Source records
■ ■ ■ ■
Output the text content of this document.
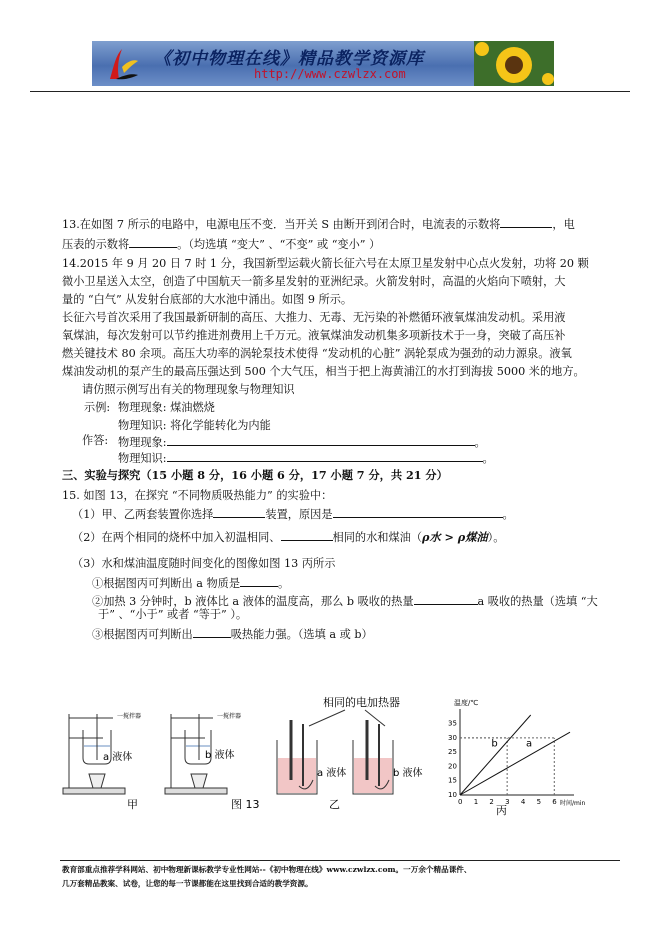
《初中物理在线》精品教学资源库
http://www.czwlzx.com
13.在如图 7 所示的电路中，电源电压不变．当开关 S 由断开到闭合时，电流表的示数将	，电
压表的示数将	。（均选填 “变大” 、“不变” 或 “变小” ）
14.2015 年 9 月 20 日 7 时 1 分，我国新型运载火箭长征六号在太原卫星发射中心点火发射，功将 20 颗
微小卫星送入太空，创造了中国航天一箭多星发射的亚洲纪录。火箭发射时，高温的火焰向下喷射，大
量的 “白气” 从发射台底部的大水池中涌出。如图 9 所示。
长征六号首次采用了我国最新研制的高压、大推力、无毒、无污染的补燃循环液氧煤油发动机。采用液
氧煤油，每次发射可以节约推进剂费用上千万元。液氧煤油发动机集多项新技术于一身，突破了高压补
燃关键技术 80 余项。高压大功率的涡轮泵技术使得 “发动机的心脏” 涡轮泵成为强劲的动力源泉。液氧
煤油发动机的泵产生的最高压强达到 500 个大气压，相当于把上海黄浦江的水打到海拔 5000 米的地方。
请仿照示例写出有关的物理现象与物理知识
示例: 物理现象: 煤油燃烧
物理知识: 将化学能转化为内能
作答: 物理现象:	。
物理知识:	。
三、实验与探究（15 小题 8 分，16 小题 6 分，17 小题 7 分，共 21 分）
15. 如图 13，在探究 “不同物质吸热能力” 的实验中：
（1）甲、乙两套装置你选择	装置，原因是	。
（2）在两个相同的烧杯中加入初温相同、	相同的水和煤油（ρ水 > ρ煤油）。
（3）水和煤油温度随时间变化的图像如图 13 丙所示
①根据图丙可判断出 a 物质是	。
②加热 3 分钟时，b 液体比 a 液体的温度高，那么 b 吸收的热量	a 吸收的热量（选填 “大
于” 、“小于” 或者 “等于” ）。
③根据图丙可判断出	吸热能力强。（选填 a 或 b）
a 液体
一搅拌器
甲
b 液体
一搅拌器
图 13
相同的电加热器
a 液体	b 液体
乙	0 1 2 3 4 5 6
10
15
20
25
30
35
温度/℃
时间/min
a
b
丙
教育部重点推荐学科网站、初中物理新课标教学专业性网站--《初中物理在线》www.czwlzx.com。一万余个精品课件、
几万套精品教案、试卷，让您的每一节课都能在这里找到合适的教学资源。
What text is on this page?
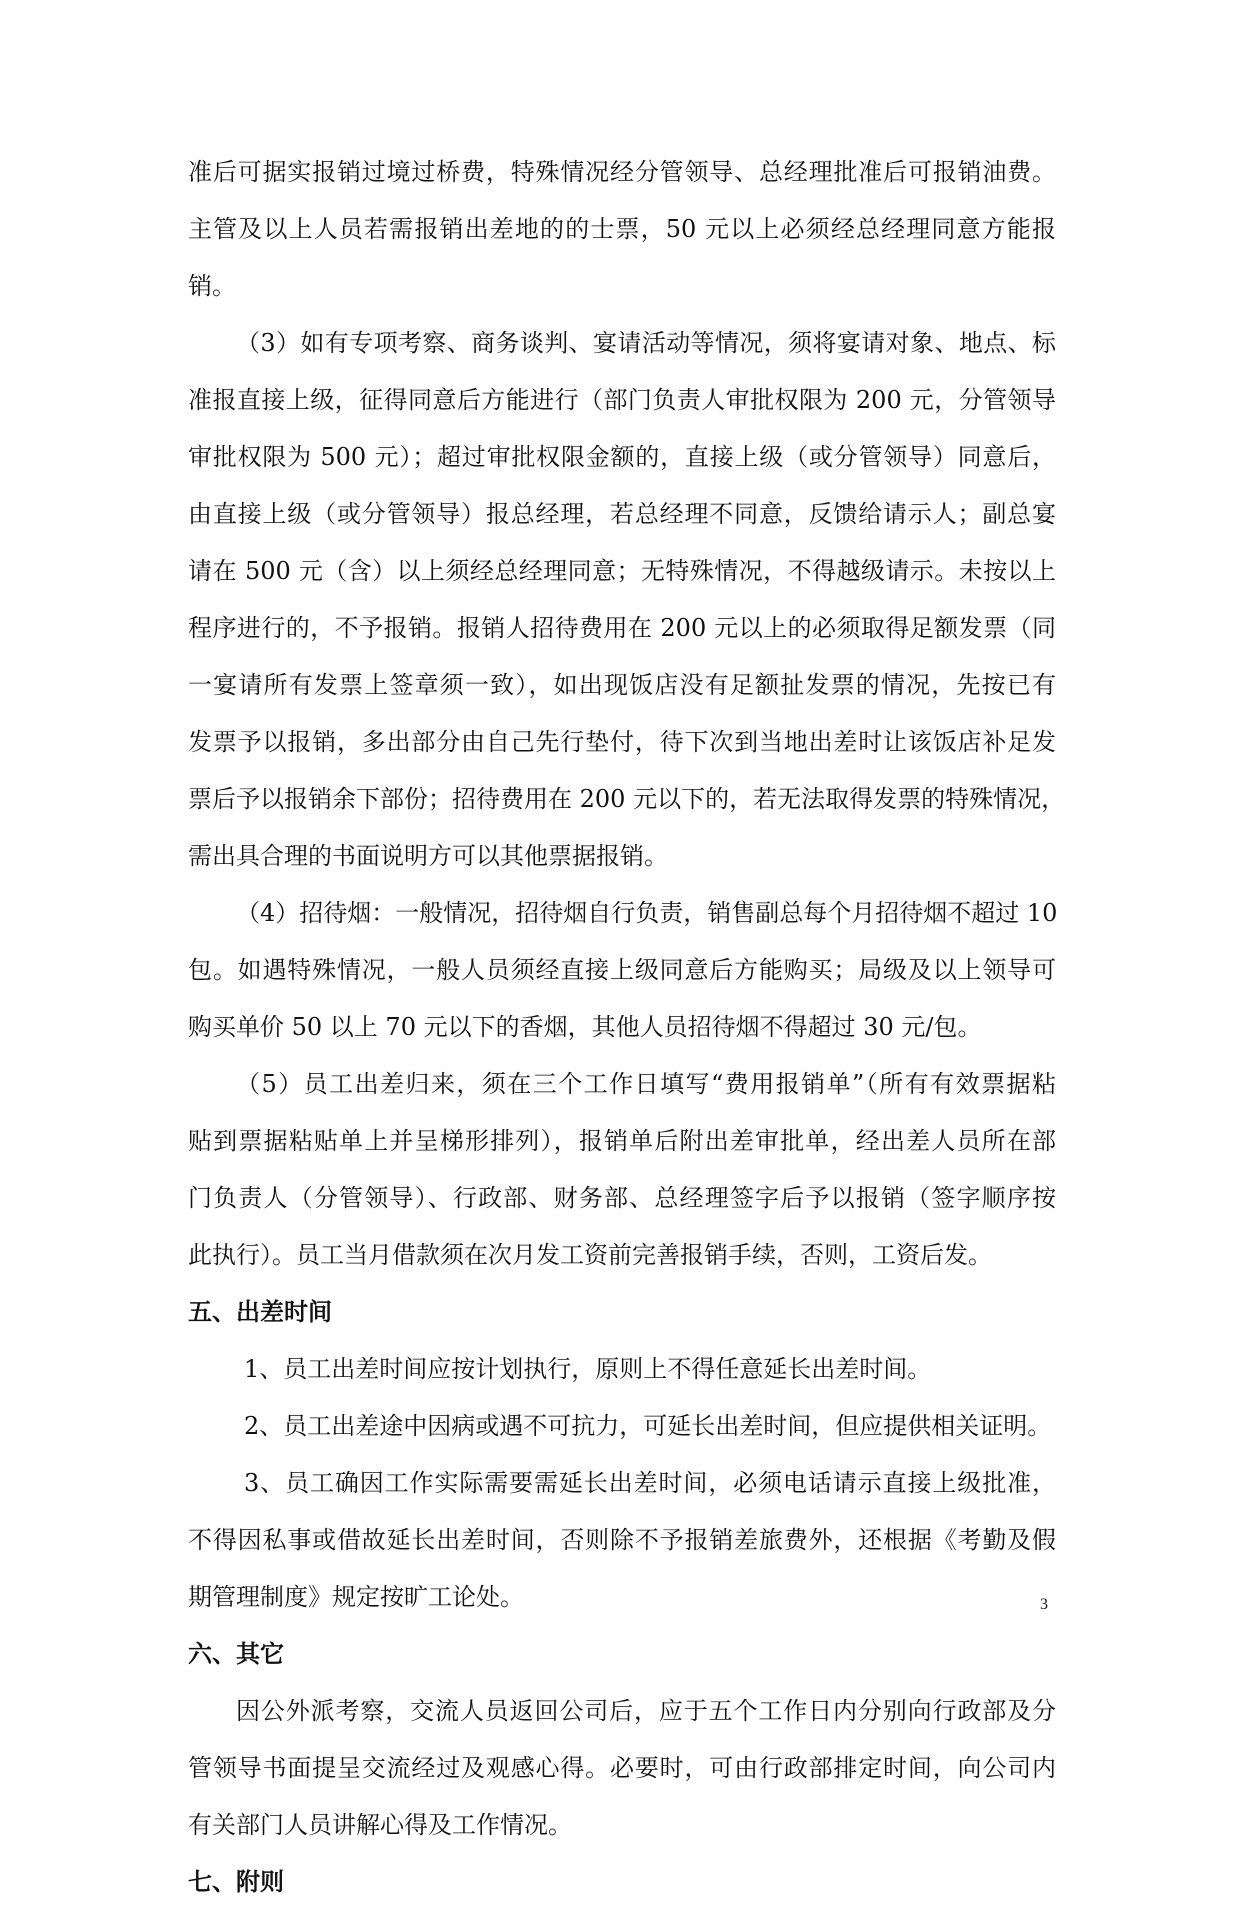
准后可据实报销过境过桥费，特殊情况经分管领导、总经理批准后可报销油费。
主管及以上人员若需报销出差地的的士票，50 元以上必须经总经理同意方能报
销。
（3）如有专项考察、商务谈判、宴请活动等情况，须将宴请对象、地点、标
准报直接上级，征得同意后方能进行（部门负责人审批权限为 200 元，分管领导
审批权限为 500 元）；超过审批权限金额的，直接上级（或分管领导）同意后，
由直接上级（或分管领导）报总经理，若总经理不同意，反馈给请示人；副总宴
请在 500 元（含）以上须经总经理同意；无特殊情况，不得越级请示。未按以上
程序进行的，不予报销。报销人招待费用在 200 元以上的必须取得足额发票（同
一宴请所有发票上签章须一致），如出现饭店没有足额扯发票的情况，先按已有
发票予以报销，多出部分由自己先行垫付，待下次到当地出差时让该饭店补足发
票后予以报销余下部份；招待费用在 200 元以下的，若无法取得发票的特殊情况，
需出具合理的书面说明方可以其他票据报销。
（4）招待烟：一般情况，招待烟自行负责，销售副总每个月招待烟不超过 10
包。如遇特殊情况，一般人员须经直接上级同意后方能购买；局级及以上领导可
购买单价 50 以上 70 元以下的香烟，其他人员招待烟不得超过 30 元/包。
（5）员工出差归来，须在三个工作日填写“费用报销单”（所有有效票据粘
贴到票据粘贴单上并呈梯形排列），报销单后附出差审批单，经出差人员所在部
门负责人（分管领导）、行政部、财务部、总经理签字后予以报销（签字顺序按
此执行）。员工当月借款须在次月发工资前完善报销手续，否则，工资后发。
五、出差时间
1、员工出差时间应按计划执行，原则上不得任意延长出差时间。
2、员工出差途中因病或遇不可抗力，可延长出差时间，但应提供相关证明。
3、员工确因工作实际需要需延长出差时间，必须电话请示直接上级批准，
不得因私事或借故延长出差时间，否则除不予报销差旅费外，还根据《考勤及假
期管理制度》规定按旷工论处。
六、其它
因公外派考察，交流人员返回公司后，应于五个工作日内分别向行政部及分
管领导书面提呈交流经过及观感心得。必要时，可由行政部排定时间，向公司内
有关部门人员讲解心得及工作情况。
七、附则
3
■ ■ ■ ■
Exercise instructions. List all lines holding the string "this".

Finished answer.
Output the text content of this document.
What text is on this page?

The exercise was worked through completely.